Given instruction: Hunt for the word "hiện" across the entries below, copying each line that holds it.

Data lines:
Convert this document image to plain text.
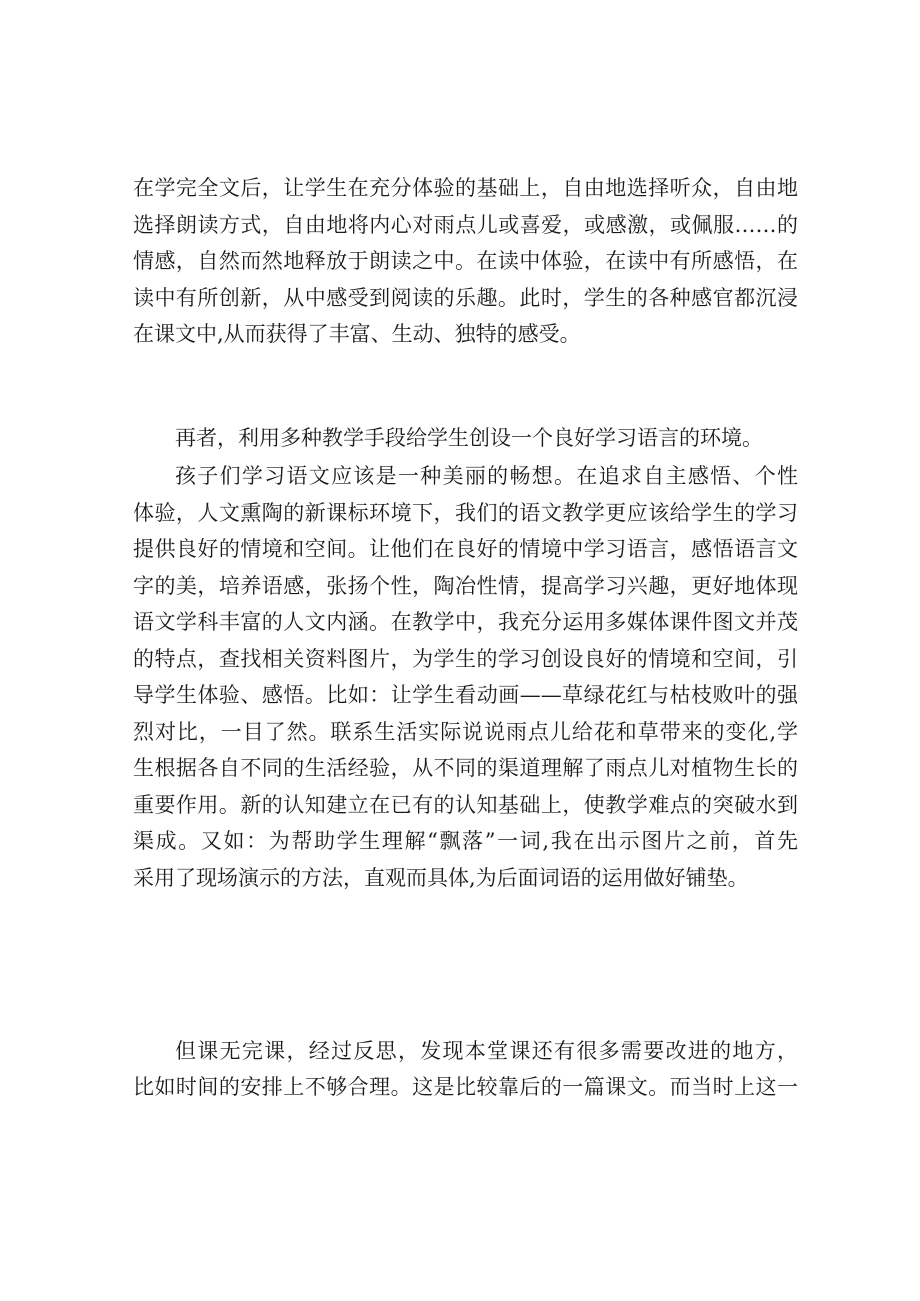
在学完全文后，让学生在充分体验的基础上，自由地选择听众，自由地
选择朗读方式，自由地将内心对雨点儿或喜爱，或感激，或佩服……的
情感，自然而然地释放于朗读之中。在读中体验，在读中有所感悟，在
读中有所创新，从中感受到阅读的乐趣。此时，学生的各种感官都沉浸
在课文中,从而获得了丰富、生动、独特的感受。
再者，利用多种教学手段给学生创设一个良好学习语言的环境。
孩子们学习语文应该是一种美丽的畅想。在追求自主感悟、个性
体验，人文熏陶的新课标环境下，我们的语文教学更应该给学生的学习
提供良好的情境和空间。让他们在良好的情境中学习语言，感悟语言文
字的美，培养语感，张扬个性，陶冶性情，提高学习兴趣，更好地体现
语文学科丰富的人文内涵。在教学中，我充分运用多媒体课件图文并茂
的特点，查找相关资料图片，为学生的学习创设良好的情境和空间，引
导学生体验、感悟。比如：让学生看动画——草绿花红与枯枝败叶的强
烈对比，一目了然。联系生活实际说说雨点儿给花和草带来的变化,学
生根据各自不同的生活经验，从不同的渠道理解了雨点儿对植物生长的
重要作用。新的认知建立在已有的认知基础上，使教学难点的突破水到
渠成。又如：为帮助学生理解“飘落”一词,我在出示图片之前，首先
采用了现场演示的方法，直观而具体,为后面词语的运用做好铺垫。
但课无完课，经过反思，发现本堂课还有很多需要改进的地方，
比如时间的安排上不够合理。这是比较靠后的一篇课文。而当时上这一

---

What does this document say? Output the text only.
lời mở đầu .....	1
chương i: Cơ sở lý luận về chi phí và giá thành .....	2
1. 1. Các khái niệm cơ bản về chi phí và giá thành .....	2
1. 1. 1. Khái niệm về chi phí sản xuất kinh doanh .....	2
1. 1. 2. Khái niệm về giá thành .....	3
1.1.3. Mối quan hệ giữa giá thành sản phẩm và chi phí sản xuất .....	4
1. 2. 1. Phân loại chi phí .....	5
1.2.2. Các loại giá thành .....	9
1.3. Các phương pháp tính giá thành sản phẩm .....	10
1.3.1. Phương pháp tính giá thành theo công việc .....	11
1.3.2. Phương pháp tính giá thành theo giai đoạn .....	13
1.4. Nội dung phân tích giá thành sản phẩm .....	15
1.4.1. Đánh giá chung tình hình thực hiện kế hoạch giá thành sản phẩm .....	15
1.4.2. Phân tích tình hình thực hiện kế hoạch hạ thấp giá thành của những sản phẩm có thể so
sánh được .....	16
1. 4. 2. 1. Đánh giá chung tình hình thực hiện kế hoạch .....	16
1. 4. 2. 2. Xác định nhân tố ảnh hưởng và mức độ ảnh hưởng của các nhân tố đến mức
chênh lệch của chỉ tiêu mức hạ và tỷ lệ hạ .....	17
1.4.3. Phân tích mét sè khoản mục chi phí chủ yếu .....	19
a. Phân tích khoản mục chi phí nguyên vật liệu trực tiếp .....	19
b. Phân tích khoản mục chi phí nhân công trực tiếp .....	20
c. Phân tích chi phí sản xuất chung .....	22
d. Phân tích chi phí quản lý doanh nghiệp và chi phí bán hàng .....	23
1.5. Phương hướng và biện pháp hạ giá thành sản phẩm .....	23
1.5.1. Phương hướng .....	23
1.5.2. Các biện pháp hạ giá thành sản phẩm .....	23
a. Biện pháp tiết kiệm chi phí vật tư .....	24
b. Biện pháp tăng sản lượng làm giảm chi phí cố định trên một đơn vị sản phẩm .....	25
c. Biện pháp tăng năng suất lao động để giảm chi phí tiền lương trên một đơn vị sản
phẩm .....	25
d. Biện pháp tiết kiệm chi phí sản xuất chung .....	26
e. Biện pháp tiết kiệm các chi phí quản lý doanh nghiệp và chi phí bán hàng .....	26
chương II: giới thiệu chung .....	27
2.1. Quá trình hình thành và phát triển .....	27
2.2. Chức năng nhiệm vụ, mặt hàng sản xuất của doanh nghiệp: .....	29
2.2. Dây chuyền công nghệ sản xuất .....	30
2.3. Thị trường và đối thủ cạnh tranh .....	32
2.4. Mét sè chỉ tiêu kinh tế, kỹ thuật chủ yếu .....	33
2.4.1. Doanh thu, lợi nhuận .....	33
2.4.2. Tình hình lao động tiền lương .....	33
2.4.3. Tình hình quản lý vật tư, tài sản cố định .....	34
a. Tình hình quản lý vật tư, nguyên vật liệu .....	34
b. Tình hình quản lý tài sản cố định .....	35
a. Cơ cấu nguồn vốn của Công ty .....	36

Full response:
1.4.1. Đánh giá chung tình hình thực hiện kế hoạch giá thành sản phẩm .....	15
1.4.2. Phân tích tình hình thực hiện kế hoạch hạ thấp giá thành của những sản phẩm có thể so
1. 4. 2. 1. Đánh giá chung tình hình thực hiện kế hoạch .....	16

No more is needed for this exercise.